# Source material
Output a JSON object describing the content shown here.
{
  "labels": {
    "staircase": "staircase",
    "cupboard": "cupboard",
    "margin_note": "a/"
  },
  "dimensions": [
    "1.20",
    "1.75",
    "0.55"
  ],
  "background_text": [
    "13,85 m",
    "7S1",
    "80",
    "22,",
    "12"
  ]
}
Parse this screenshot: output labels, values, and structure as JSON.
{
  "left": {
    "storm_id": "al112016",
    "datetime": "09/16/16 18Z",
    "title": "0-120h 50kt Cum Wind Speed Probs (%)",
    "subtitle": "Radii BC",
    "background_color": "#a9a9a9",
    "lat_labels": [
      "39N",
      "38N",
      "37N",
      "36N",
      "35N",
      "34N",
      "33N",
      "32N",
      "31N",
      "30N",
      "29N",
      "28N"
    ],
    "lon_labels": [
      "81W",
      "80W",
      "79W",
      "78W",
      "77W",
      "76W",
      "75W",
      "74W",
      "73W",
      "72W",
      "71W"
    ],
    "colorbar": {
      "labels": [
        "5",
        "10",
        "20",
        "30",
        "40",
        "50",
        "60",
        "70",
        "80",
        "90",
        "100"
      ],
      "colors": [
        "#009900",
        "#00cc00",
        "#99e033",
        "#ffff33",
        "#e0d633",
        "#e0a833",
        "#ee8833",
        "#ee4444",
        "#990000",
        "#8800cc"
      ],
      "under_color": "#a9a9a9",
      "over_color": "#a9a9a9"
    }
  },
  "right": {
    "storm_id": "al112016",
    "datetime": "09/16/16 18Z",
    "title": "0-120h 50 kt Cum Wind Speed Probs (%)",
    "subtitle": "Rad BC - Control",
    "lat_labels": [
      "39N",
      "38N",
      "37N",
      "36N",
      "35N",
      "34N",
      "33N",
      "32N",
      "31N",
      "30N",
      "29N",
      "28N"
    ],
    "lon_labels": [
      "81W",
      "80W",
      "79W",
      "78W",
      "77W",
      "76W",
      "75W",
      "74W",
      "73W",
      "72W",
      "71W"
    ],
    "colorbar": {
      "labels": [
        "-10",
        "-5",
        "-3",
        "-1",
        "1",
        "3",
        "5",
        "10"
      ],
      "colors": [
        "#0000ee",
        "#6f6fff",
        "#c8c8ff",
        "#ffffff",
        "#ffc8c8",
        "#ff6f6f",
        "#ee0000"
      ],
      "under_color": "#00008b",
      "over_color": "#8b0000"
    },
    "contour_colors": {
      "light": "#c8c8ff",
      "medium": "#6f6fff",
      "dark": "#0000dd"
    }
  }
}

# Work to complete
Exact copies of all the records are required.

# Solution
Output a JSON object describing the content shown here.
{
  "labels": {
    "staircase": "staircase",
    "cupboard": "cupboard",
    "margin_note": "a/"
  },
  "dimensions": [
    "1.20",
    "1.75",
    "0.55"
  ],
  "background_text": [
    "13,85 m",
    "7S1",
    "80",
    "22,",
    "12"
  ]
}
Parse this screenshot: output labels, values, and structure as JSON.
{
  "left": {
    "storm_id": "al112016",
    "datetime": "09/16/16 18Z",
    "title": "0-120h 50kt Cum Wind Speed Probs (%)",
    "subtitle": "Radii BC",
    "background_color": "#a9a9a9",
    "lat_labels": [
      "39N",
      "38N",
      "37N",
      "36N",
      "35N",
      "34N",
      "33N",
      "32N",
      "31N",
      "30N",
      "29N",
      "28N"
    ],
    "lon_labels": [
      "81W",
      "80W",
      "79W",
      "78W",
      "77W",
      "76W",
      "75W",
      "74W",
      "73W",
      "72W",
      "71W"
    ],
    "colorbar": {
      "labels": [
        "5",
        "10",
        "20",
        "30",
        "40",
        "50",
        "60",
        "70",
        "80",
        "90",
        "100"
      ],
      "colors": [
        "#009900",
        "#00cc00",
        "#99e033",
        "#ffff33",
        "#e0d633",
        "#e0a833",
        "#ee8833",
        "#ee4444",
        "#990000",
        "#8800cc"
      ],
      "under_color": "#a9a9a9",
      "over_color": "#a9a9a9"
    }
  },
  "right": {
    "storm_id": "al112016",
    "datetime": "09/16/16 18Z",
    "title": "0-120h 50 kt Cum Wind Speed Probs (%)",
    "subtitle": "Rad BC - Control",
    "lat_labels": [
      "39N",
      "38N",
      "37N",
      "36N",
      "35N",
      "34N",
      "33N",
      "32N",
      "31N",
      "30N",
      "29N",
      "28N"
    ],
    "lon_labels": [
      "81W",
      "80W",
      "79W",
      "78W",
      "77W",
      "76W",
      "75W",
      "74W",
      "73W",
      "72W",
      "71W"
    ],
    "colorbar": {
      "labels": [
        "-10",
        "-5",
        "-3",
        "-1",
        "1",
        "3",
        "5",
        "10"
      ],
      "colors": [
        "#0000ee",
        "#6f6fff",
        "#c8c8ff",
        "#ffffff",
        "#ffc8c8",
        "#ff6f6f",
        "#ee0000"
      ],
      "under_color": "#00008b",
      "over_color": "#8b0000"
    },
    "contour_colors": {
      "light": "#c8c8ff",
      "medium": "#6f6fff",
      "dark": "#0000dd"
    }
  }
}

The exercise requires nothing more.